JOB: Using the listing below, please gather every line containing the word "from".

— start of RAW RECORDS —

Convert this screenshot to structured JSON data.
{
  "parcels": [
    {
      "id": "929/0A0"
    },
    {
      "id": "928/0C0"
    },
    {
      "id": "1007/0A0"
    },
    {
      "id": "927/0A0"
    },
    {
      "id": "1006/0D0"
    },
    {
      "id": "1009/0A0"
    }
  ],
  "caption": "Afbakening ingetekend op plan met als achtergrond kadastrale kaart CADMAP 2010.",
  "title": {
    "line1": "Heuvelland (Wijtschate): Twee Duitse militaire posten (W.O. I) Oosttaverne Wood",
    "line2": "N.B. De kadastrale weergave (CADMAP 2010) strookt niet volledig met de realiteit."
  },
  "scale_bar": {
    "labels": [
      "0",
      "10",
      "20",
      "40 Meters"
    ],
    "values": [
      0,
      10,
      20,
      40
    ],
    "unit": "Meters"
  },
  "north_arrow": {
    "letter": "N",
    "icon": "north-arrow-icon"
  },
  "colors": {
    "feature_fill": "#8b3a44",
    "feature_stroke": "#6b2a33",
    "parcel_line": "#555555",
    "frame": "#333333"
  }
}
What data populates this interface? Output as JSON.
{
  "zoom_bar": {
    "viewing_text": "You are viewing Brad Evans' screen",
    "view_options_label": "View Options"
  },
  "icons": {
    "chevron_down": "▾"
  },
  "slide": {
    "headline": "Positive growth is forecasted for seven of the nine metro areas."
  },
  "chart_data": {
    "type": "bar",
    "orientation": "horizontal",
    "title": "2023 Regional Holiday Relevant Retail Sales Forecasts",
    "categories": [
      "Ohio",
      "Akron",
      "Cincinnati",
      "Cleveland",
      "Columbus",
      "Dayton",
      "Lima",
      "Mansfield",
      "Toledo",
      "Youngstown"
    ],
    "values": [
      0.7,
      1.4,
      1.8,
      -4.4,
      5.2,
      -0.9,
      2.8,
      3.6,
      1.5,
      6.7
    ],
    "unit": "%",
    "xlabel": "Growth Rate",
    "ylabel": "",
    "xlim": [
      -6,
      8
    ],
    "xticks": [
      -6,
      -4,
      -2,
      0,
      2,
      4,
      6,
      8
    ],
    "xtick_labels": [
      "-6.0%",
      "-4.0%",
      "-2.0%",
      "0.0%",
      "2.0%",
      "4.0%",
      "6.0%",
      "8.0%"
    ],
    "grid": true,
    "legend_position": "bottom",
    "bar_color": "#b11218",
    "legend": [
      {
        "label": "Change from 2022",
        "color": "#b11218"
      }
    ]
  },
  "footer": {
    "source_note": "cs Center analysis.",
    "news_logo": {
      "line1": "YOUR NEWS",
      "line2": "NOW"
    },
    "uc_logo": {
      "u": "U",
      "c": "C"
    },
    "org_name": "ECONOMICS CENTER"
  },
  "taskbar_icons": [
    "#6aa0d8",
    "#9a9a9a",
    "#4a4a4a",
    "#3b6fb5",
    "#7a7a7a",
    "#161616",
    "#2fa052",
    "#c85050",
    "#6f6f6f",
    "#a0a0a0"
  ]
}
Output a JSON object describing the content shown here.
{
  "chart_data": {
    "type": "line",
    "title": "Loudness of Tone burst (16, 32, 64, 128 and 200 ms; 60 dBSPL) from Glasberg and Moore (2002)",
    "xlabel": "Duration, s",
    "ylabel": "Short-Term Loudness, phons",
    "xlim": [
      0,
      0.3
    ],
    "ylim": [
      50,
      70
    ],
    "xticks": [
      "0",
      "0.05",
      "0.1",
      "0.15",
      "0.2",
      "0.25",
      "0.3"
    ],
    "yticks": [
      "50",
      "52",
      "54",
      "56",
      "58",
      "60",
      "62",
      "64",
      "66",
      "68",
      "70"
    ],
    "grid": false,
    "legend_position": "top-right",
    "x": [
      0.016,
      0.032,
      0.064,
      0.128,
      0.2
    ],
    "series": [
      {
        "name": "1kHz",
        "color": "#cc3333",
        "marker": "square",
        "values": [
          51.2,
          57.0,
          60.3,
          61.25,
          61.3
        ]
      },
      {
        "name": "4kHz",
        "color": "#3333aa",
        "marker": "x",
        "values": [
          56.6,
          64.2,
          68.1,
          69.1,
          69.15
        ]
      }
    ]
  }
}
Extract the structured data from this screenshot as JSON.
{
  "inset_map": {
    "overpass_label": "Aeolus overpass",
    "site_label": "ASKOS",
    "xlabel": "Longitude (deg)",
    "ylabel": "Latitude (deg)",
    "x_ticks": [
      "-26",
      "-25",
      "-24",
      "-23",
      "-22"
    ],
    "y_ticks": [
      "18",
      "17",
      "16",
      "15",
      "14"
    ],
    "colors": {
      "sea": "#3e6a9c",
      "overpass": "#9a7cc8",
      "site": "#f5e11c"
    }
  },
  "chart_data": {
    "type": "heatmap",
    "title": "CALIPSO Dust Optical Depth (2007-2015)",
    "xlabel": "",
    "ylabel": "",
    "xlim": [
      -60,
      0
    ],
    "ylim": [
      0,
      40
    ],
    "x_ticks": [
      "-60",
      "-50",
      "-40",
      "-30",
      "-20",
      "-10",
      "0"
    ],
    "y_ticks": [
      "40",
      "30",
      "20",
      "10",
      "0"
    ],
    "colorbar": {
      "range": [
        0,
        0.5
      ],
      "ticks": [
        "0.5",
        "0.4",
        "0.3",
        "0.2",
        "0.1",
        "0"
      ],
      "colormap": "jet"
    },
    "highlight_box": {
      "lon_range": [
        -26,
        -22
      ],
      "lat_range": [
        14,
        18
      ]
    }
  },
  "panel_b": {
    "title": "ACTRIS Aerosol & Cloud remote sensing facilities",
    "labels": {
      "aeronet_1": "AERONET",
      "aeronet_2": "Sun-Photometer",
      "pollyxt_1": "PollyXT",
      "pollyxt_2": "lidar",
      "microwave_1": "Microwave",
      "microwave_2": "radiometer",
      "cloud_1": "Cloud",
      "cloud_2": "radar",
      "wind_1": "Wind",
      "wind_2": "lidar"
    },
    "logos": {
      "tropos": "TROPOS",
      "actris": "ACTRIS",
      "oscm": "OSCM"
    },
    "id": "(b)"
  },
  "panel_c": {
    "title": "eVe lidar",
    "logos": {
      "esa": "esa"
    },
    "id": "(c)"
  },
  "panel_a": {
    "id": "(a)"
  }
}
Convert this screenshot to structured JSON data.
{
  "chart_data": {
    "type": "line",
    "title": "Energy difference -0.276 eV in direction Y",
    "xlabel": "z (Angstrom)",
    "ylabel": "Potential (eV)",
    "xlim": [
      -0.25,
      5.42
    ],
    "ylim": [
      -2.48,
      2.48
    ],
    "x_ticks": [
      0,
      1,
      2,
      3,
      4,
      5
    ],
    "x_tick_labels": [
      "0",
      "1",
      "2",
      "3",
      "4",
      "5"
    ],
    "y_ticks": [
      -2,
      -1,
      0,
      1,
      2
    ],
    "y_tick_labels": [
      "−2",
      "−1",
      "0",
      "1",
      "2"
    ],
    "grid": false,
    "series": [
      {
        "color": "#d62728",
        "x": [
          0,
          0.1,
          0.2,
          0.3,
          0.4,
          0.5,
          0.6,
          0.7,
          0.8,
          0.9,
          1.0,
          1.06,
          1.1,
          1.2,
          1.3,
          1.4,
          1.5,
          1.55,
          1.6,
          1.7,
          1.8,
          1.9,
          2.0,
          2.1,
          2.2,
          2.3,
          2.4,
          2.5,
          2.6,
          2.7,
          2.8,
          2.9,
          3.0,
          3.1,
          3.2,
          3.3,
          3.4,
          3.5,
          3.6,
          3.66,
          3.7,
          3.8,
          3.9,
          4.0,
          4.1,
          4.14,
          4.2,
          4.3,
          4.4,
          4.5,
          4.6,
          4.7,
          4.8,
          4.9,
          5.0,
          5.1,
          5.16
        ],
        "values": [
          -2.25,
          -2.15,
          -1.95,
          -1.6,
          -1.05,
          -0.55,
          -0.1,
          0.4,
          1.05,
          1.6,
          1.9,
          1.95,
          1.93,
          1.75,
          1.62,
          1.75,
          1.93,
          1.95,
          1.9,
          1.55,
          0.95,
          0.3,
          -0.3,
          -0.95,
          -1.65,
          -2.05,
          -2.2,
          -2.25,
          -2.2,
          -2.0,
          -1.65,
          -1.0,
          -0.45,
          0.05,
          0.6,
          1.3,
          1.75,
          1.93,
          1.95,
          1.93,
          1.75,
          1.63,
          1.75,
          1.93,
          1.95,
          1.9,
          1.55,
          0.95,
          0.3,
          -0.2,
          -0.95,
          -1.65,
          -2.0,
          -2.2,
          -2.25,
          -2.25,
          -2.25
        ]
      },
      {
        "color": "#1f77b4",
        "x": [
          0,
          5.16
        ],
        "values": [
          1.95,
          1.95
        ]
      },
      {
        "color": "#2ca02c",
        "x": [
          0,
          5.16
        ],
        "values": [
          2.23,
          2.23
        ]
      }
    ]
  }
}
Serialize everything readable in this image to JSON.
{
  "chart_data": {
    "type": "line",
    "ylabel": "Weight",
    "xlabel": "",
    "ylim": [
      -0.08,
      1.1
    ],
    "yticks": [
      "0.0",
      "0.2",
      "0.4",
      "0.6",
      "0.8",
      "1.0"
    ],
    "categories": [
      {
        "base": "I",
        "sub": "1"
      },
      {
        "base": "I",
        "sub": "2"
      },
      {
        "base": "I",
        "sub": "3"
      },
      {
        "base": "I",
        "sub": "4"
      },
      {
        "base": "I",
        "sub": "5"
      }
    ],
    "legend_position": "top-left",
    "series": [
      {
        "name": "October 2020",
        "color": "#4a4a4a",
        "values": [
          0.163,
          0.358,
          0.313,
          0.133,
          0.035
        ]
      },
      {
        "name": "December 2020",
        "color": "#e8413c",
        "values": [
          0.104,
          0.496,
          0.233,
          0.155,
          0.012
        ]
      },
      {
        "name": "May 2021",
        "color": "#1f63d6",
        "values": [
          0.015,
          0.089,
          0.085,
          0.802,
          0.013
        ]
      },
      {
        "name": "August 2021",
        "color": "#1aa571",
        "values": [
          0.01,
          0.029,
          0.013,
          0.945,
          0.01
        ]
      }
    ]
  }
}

— end of RAW RECORDS —

TASK OUTPUT:
        "label": "Change from 2022",
    "title": "Loudness of Tone burst (16, 32, 64, 128 and 200 ms; 60 dBSPL) from Glasberg and Moore (2002)",
Extract the structured data from this screenshot as JSON.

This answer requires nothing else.